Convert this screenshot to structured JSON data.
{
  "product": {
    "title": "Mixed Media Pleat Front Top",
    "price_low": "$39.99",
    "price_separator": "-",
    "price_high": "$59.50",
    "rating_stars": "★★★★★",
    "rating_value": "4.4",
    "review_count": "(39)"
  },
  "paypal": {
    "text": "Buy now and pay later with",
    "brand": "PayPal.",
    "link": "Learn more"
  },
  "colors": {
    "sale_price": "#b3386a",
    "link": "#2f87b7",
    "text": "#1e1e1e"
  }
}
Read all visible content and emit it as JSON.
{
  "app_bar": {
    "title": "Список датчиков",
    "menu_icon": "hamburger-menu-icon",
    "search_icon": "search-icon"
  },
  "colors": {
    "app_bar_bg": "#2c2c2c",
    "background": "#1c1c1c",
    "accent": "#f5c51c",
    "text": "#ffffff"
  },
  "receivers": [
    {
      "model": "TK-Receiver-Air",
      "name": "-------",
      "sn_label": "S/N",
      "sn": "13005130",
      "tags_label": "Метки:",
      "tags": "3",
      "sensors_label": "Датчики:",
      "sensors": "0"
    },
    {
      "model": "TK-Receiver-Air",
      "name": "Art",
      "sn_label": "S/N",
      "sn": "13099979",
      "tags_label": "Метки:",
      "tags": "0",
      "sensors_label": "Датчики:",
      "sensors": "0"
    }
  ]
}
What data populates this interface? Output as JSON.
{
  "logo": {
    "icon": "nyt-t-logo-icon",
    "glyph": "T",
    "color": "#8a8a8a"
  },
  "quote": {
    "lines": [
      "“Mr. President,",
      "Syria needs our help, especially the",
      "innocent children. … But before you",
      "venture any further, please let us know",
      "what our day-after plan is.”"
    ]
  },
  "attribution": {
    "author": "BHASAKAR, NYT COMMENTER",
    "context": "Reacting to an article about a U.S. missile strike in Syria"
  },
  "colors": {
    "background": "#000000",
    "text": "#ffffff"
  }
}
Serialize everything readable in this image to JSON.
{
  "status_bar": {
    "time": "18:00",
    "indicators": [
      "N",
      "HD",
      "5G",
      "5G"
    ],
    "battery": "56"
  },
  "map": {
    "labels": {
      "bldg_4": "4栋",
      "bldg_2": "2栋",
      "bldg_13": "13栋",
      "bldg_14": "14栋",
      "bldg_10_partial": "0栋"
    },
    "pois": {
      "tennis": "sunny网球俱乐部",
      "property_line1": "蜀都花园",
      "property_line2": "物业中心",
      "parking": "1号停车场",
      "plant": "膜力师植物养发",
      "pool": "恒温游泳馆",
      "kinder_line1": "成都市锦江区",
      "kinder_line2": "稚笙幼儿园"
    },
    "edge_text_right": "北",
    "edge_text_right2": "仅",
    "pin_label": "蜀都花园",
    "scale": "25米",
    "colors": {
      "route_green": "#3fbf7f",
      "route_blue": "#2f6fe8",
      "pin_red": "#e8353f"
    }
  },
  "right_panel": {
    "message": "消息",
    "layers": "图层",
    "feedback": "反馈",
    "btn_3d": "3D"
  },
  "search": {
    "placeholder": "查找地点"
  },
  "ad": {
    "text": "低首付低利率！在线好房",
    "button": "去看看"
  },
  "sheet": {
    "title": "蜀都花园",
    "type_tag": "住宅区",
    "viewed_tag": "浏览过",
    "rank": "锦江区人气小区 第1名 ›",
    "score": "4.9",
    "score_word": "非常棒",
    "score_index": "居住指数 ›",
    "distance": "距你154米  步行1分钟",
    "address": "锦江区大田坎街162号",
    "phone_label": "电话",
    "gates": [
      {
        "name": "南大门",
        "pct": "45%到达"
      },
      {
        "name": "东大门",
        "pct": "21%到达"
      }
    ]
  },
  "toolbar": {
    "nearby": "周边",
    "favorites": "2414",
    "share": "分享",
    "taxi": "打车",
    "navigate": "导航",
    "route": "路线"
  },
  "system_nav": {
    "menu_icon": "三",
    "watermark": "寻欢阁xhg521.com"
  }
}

────────────────────────────────────────

* _PROMPT_
Copy all lines from the entries that contain the word "data".

* _ANSWER IN FULL_
Convert this screenshot to structured JSON data.
What data populates this interface? Output as JSON.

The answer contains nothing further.